======== GIVEN INFORMATION

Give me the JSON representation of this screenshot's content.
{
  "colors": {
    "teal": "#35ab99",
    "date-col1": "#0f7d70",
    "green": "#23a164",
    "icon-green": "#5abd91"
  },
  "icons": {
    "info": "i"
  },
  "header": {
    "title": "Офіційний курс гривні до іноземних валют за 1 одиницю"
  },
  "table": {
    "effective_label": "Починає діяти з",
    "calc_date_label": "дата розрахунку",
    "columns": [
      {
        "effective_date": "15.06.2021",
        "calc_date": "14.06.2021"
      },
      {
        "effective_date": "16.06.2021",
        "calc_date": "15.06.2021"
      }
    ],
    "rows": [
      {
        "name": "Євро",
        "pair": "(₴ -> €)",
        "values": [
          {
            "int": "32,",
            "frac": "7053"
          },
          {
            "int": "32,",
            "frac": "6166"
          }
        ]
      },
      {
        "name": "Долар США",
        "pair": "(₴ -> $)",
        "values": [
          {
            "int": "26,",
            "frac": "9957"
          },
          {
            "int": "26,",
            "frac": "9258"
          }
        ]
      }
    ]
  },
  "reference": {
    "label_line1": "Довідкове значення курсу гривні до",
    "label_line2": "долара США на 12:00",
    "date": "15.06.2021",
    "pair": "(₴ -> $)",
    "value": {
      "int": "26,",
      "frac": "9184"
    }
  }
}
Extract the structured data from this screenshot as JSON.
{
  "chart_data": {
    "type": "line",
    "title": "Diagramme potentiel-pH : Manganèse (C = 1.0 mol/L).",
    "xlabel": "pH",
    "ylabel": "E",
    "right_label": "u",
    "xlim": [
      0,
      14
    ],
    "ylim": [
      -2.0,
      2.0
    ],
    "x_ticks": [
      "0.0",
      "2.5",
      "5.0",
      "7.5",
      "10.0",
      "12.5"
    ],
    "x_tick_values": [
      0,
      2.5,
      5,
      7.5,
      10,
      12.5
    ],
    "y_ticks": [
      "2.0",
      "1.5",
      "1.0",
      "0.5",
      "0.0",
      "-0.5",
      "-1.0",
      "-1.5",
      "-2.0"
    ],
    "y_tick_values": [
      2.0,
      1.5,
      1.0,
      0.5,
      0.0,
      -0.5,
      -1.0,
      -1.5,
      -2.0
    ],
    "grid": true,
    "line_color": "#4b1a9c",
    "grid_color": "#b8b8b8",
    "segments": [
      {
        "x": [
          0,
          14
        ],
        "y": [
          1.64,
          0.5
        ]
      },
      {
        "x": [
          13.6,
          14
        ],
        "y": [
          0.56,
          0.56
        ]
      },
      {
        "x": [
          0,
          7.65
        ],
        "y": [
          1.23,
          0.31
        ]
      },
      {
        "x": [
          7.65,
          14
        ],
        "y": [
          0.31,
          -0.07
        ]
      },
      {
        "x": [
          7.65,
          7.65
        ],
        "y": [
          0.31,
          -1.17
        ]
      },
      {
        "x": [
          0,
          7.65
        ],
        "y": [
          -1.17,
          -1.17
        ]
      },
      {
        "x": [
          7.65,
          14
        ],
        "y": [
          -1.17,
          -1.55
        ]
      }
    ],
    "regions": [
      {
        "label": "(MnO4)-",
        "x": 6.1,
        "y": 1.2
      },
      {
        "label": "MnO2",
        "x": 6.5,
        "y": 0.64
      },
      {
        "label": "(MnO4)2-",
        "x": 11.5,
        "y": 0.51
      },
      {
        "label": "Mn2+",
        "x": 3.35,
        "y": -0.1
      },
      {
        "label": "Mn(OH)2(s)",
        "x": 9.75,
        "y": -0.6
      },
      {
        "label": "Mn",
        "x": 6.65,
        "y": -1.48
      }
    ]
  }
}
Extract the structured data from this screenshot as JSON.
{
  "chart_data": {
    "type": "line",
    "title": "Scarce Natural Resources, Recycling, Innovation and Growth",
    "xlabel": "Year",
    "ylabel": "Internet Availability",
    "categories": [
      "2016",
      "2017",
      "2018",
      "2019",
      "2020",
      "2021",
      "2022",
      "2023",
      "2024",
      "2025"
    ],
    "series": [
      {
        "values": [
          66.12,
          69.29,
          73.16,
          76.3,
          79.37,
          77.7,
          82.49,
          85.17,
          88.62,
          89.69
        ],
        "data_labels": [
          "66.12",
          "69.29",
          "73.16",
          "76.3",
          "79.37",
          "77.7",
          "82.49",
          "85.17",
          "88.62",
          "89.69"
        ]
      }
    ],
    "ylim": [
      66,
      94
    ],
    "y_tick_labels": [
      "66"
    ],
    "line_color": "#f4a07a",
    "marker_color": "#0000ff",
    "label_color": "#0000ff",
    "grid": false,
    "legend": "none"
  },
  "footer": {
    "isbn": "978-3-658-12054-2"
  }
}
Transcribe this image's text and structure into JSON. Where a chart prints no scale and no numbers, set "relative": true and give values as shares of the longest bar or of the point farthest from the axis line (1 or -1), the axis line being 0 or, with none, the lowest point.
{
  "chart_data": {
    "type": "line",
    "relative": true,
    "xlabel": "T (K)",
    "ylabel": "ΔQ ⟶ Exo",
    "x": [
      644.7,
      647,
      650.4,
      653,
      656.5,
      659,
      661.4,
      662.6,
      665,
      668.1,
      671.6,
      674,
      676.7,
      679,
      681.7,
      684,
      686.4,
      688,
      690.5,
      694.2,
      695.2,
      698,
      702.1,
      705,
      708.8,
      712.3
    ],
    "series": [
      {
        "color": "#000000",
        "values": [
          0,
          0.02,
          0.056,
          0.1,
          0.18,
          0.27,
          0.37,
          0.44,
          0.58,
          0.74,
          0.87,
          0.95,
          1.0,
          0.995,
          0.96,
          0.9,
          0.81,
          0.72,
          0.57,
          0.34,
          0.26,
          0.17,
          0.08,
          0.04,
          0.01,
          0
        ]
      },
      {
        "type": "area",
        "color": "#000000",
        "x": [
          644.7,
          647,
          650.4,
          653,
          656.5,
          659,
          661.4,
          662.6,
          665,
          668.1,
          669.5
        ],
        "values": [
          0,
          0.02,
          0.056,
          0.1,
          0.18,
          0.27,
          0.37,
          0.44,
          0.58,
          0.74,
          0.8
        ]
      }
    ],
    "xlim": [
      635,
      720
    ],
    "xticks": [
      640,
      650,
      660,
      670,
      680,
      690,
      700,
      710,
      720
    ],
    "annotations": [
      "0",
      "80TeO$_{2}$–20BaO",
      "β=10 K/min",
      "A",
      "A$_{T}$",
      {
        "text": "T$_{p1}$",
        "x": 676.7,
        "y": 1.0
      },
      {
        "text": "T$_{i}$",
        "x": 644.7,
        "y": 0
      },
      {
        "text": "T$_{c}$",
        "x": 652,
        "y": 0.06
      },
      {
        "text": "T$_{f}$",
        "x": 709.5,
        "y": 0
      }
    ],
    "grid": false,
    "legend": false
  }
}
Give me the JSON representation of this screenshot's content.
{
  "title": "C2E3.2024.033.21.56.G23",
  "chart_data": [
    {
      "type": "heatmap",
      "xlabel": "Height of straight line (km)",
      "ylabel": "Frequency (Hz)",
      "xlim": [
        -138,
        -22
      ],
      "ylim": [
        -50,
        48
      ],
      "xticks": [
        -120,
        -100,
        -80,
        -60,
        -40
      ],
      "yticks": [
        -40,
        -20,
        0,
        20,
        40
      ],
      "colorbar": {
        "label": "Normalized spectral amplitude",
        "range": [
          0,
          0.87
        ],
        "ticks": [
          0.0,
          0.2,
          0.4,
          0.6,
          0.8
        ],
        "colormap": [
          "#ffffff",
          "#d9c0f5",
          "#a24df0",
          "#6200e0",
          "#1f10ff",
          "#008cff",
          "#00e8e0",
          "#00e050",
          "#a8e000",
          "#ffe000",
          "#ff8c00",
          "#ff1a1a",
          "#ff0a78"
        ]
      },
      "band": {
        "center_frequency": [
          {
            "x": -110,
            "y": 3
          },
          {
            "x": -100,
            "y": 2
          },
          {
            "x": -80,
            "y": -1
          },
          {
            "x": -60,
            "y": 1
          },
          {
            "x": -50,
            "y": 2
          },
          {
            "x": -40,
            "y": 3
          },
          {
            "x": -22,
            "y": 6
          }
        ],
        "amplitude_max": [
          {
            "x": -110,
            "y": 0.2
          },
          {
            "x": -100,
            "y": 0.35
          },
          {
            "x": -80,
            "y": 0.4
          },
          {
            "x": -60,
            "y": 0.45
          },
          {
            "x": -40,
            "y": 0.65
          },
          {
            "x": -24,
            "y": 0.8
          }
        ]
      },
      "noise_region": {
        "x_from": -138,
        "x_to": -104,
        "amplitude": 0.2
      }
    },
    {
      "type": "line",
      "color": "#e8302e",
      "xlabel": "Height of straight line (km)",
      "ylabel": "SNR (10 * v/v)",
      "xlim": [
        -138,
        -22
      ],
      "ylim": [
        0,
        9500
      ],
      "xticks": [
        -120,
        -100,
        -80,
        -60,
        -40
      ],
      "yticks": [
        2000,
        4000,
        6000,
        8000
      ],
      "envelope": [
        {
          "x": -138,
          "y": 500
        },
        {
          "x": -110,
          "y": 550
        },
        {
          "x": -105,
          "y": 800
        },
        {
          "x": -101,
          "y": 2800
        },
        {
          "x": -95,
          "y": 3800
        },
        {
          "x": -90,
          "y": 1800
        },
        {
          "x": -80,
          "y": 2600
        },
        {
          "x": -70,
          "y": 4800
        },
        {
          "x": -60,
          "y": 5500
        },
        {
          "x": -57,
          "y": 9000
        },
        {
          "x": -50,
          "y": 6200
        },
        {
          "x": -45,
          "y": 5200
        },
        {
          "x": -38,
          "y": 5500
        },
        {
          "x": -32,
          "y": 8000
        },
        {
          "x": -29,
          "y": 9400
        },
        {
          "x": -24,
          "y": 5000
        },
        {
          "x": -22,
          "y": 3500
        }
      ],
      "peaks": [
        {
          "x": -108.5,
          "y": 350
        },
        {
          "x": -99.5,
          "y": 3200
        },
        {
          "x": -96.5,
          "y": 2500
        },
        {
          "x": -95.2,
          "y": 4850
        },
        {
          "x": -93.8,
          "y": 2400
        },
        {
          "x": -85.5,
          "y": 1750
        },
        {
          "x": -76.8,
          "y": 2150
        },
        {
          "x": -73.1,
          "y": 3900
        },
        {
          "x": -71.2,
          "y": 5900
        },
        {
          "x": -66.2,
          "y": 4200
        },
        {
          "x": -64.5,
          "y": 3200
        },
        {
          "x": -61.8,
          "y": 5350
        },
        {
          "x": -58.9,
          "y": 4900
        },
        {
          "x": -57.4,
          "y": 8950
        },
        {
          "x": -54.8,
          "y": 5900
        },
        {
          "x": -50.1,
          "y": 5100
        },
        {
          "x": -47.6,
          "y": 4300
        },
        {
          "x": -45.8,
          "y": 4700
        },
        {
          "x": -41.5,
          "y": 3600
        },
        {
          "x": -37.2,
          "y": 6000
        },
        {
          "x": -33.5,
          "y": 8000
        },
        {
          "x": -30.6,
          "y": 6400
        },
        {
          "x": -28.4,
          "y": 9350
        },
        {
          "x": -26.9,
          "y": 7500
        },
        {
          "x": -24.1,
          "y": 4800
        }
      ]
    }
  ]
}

================

AIM OF THE TASK
Among the entries above, how many lines hold the word "frac"? Reply with only that number.

CORRECT RESPONSE
5